Each entry listed below should be reproduced word for word.

════

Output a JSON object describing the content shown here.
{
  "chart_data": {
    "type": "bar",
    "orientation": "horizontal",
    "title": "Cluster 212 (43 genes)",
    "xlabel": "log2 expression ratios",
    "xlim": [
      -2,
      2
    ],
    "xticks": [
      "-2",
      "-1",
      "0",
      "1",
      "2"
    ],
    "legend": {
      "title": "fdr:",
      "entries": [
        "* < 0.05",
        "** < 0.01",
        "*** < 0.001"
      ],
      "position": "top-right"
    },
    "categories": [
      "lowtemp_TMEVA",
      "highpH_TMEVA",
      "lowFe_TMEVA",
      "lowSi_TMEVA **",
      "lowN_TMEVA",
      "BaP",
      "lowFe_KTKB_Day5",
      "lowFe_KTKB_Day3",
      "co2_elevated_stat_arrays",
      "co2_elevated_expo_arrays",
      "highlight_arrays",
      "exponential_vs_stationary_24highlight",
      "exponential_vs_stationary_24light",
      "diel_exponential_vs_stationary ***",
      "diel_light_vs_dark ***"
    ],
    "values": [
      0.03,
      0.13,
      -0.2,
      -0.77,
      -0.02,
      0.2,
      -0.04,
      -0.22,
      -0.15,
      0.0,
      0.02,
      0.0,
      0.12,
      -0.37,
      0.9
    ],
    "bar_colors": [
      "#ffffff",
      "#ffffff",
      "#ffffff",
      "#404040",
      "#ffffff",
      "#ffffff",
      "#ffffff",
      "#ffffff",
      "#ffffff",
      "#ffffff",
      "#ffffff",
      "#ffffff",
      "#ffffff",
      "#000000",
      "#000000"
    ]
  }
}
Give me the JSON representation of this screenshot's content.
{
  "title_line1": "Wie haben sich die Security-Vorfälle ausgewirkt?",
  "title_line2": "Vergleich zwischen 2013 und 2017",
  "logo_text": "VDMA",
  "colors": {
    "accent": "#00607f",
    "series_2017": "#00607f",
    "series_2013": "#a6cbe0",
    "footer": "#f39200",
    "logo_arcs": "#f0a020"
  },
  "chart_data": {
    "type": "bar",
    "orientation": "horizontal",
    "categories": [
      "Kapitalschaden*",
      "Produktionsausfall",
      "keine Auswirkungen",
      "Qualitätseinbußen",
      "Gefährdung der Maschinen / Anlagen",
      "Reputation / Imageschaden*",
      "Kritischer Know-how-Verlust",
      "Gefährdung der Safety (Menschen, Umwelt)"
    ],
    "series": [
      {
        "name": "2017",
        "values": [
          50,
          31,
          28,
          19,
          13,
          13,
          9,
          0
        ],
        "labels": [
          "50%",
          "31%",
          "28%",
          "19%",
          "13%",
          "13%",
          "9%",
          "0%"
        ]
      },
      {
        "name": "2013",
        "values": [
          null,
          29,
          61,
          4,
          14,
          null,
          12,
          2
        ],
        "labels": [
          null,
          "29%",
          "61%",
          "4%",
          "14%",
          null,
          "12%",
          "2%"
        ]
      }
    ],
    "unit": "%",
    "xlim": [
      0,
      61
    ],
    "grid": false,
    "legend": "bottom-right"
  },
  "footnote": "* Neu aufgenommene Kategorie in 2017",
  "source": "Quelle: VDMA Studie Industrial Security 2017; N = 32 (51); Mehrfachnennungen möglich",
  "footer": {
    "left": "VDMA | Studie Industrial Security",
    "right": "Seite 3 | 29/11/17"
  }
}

════

WORKED SOLUTION:
Output a JSON object describing the content shown here.
{
  "chart_data": {
    "type": "bar",
    "orientation": "horizontal",
    "title": "Cluster 212 (43 genes)",
    "xlabel": "log2 expression ratios",
    "xlim": [
      -2,
      2
    ],
    "xticks": [
      "-2",
      "-1",
      "0",
      "1",
      "2"
    ],
    "legend": {
      "title": "fdr:",
      "entries": [
        "* < 0.05",
        "** < 0.01",
        "*** < 0.001"
      ],
      "position": "top-right"
    },
    "categories": [
      "lowtemp_TMEVA",
      "highpH_TMEVA",
      "lowFe_TMEVA",
      "lowSi_TMEVA **",
      "lowN_TMEVA",
      "BaP",
      "lowFe_KTKB_Day5",
      "lowFe_KTKB_Day3",
      "co2_elevated_stat_arrays",
      "co2_elevated_expo_arrays",
      "highlight_arrays",
      "exponential_vs_stationary_24highlight",
      "exponential_vs_stationary_24light",
      "diel_exponential_vs_stationary ***",
      "diel_light_vs_dark ***"
    ],
    "values": [
      0.03,
      0.13,
      -0.2,
      -0.77,
      -0.02,
      0.2,
      -0.04,
      -0.22,
      -0.15,
      0.0,
      0.02,
      0.0,
      0.12,
      -0.37,
      0.9
    ],
    "bar_colors": [
      "#ffffff",
      "#ffffff",
      "#ffffff",
      "#404040",
      "#ffffff",
      "#ffffff",
      "#ffffff",
      "#ffffff",
      "#ffffff",
      "#ffffff",
      "#ffffff",
      "#ffffff",
      "#ffffff",
      "#000000",
      "#000000"
    ]
  }
}
Give me the JSON representation of this screenshot's content.
{
  "title_line1": "Wie haben sich die Security-Vorfälle ausgewirkt?",
  "title_line2": "Vergleich zwischen 2013 und 2017",
  "logo_text": "VDMA",
  "colors": {
    "accent": "#00607f",
    "series_2017": "#00607f",
    "series_2013": "#a6cbe0",
    "footer": "#f39200",
    "logo_arcs": "#f0a020"
  },
  "chart_data": {
    "type": "bar",
    "orientation": "horizontal",
    "categories": [
      "Kapitalschaden*",
      "Produktionsausfall",
      "keine Auswirkungen",
      "Qualitätseinbußen",
      "Gefährdung der Maschinen / Anlagen",
      "Reputation / Imageschaden*",
      "Kritischer Know-how-Verlust",
      "Gefährdung der Safety (Menschen, Umwelt)"
    ],
    "series": [
      {
        "name": "2017",
        "values": [
          50,
          31,
          28,
          19,
          13,
          13,
          9,
          0
        ],
        "labels": [
          "50%",
          "31%",
          "28%",
          "19%",
          "13%",
          "13%",
          "9%",
          "0%"
        ]
      },
      {
        "name": "2013",
        "values": [
          null,
          29,
          61,
          4,
          14,
          null,
          12,
          2
        ],
        "labels": [
          null,
          "29%",
          "61%",
          "4%",
          "14%",
          null,
          "12%",
          "2%"
        ]
      }
    ],
    "unit": "%",
    "xlim": [
      0,
      61
    ],
    "grid": false,
    "legend": "bottom-right"
  },
  "footnote": "* Neu aufgenommene Kategorie in 2017",
  "source": "Quelle: VDMA Studie Industrial Security 2017; N = 32 (51); Mehrfachnennungen möglich",
  "footer": {
    "left": "VDMA | Studie Industrial Security",
    "right": "Seite 3 | 29/11/17"
  }
}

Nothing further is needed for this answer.